— Begin Supplied entries —

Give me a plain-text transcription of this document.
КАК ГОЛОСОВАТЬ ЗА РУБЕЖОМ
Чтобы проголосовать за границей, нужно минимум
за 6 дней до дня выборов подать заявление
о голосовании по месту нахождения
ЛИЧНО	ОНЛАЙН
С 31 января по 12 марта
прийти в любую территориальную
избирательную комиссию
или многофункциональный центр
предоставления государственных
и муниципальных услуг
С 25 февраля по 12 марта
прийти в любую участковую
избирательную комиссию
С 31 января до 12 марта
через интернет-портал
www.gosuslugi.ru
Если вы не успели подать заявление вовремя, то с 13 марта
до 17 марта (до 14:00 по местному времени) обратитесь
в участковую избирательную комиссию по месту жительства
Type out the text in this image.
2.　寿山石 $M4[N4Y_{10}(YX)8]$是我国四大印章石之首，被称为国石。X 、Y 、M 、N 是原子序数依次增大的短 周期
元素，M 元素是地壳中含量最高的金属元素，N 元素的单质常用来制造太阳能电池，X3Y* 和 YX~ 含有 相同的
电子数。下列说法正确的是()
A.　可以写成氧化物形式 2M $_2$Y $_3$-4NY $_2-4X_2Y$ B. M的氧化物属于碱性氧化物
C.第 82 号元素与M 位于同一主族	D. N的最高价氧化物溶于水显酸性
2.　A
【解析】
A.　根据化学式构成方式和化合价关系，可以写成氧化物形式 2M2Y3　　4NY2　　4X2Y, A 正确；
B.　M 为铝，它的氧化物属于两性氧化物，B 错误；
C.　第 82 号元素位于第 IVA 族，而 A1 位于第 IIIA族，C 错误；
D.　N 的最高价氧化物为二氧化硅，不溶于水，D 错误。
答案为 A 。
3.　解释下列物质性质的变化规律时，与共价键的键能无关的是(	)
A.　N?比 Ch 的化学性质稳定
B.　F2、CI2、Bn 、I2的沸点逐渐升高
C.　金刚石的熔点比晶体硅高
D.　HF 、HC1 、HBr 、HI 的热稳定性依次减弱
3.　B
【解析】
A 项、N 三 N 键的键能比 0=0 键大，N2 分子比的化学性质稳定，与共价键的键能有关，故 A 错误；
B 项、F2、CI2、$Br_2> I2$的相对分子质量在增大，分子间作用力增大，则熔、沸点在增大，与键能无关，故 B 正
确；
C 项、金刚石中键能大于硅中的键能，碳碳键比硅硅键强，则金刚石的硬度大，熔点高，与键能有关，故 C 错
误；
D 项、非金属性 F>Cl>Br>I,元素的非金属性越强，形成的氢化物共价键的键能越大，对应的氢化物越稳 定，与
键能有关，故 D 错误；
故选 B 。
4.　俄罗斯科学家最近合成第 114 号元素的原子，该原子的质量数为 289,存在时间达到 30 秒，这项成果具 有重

— End Supplied entries —

Aim of the task >> Which lines contain "this"? Copy each of them.

Final result >>
Give me a plain-text transcription of this document.
Type out the text in this image.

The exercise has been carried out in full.